Task to carry out → Wherever the word "educazione" turns up in a line of the entries, copy that line.

Data provided →
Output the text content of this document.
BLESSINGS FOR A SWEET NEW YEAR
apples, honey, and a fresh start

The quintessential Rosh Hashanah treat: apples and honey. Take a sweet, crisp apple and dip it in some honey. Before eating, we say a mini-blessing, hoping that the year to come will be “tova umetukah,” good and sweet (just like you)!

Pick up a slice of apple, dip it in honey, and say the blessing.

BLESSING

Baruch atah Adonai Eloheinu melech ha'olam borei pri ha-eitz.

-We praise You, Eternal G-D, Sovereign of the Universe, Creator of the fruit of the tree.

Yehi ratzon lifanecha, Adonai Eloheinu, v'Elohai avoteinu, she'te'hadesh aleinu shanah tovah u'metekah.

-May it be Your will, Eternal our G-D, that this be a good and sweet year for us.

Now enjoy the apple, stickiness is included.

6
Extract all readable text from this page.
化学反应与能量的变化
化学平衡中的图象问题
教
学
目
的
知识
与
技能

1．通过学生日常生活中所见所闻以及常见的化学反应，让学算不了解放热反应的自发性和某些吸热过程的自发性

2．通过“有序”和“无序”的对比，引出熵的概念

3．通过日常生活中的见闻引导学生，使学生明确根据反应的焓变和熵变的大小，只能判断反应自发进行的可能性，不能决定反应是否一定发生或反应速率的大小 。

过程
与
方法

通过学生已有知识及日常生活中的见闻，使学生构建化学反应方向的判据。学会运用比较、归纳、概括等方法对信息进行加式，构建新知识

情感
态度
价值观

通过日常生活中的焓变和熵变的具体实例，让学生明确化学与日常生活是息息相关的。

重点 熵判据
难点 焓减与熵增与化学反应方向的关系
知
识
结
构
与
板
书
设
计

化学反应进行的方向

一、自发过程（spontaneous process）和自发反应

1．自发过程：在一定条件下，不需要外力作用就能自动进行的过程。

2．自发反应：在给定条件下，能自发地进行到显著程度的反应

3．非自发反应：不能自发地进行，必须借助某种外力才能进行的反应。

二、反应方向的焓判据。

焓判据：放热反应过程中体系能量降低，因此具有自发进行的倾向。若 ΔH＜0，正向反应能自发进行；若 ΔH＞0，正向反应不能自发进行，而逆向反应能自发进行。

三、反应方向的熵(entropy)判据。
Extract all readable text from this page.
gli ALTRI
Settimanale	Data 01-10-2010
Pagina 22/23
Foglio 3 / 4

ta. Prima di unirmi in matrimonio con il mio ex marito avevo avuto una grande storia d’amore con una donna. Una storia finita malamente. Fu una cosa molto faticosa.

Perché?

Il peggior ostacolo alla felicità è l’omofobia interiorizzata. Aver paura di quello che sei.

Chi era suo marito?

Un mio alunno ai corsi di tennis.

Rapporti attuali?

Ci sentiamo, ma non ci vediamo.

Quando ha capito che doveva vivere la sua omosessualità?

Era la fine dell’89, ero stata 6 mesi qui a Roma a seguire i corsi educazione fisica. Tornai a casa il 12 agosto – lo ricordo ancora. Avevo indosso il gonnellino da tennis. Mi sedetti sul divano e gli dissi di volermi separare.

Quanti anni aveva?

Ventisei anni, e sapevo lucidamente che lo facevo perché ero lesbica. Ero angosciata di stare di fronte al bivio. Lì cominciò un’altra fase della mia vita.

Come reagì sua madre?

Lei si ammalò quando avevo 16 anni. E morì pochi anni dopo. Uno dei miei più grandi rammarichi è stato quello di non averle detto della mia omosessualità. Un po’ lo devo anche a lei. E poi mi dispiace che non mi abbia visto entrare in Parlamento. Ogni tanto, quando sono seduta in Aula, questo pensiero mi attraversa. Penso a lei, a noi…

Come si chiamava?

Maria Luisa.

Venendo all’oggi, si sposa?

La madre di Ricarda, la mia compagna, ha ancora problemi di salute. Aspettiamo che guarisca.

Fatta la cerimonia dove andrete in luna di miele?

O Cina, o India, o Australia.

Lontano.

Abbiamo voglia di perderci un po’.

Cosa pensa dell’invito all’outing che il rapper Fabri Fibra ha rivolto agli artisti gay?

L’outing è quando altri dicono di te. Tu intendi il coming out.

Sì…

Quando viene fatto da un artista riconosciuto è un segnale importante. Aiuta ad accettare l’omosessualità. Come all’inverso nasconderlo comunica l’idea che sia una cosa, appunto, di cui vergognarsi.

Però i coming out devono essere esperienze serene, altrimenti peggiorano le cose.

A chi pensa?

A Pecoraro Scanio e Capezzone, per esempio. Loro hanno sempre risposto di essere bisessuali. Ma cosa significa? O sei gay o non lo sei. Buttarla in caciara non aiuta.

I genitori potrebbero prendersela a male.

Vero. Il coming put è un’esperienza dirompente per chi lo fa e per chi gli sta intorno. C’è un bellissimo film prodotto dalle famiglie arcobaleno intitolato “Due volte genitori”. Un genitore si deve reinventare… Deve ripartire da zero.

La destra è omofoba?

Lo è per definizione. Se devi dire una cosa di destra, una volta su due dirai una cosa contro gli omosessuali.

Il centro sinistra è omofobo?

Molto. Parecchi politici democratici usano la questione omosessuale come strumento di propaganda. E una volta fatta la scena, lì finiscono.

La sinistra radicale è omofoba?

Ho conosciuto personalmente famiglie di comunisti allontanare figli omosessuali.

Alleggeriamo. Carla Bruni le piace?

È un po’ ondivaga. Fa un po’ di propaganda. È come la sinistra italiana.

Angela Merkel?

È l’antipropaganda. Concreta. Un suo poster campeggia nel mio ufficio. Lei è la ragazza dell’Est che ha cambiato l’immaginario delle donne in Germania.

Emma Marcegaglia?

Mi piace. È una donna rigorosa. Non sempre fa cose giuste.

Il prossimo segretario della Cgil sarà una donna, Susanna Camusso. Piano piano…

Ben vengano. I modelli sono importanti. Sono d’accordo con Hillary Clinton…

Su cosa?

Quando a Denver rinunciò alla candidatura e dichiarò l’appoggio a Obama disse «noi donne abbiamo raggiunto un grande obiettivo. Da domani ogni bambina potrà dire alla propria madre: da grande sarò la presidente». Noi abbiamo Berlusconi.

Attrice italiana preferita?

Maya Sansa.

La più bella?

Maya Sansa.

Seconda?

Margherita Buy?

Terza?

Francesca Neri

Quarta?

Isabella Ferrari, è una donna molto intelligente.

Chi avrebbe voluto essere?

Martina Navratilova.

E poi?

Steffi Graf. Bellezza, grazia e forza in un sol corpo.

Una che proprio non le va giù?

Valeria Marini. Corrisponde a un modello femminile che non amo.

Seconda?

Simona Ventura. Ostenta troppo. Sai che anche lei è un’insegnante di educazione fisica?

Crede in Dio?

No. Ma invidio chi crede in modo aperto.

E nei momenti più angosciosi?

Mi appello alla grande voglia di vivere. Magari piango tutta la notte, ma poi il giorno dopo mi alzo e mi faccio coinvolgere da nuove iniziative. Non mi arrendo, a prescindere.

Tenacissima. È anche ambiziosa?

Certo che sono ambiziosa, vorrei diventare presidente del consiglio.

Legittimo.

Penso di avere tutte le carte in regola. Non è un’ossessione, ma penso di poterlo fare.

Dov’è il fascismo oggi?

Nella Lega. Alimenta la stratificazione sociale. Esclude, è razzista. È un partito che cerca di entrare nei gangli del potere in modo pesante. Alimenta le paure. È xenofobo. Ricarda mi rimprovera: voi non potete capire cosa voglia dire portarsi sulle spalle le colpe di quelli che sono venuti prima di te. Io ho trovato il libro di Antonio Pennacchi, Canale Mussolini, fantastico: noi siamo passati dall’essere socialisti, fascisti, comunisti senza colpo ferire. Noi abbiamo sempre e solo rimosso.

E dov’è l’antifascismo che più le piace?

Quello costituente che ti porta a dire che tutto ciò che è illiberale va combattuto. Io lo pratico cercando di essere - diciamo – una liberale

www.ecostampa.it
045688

Task solution →
Era la fine dell’89, ero stata 6 mesi qui a Roma a seguire i corsi educazione fisica. Tornai a casa il 12 agosto – lo ricordo ancora. Avevo indosso il gonnellino da tennis. Mi sedetti sul divano e gli dissi di volermi separare.
Simona Ventura. Ostenta troppo. Sai che anche lei è un’insegnante di educazione fisica?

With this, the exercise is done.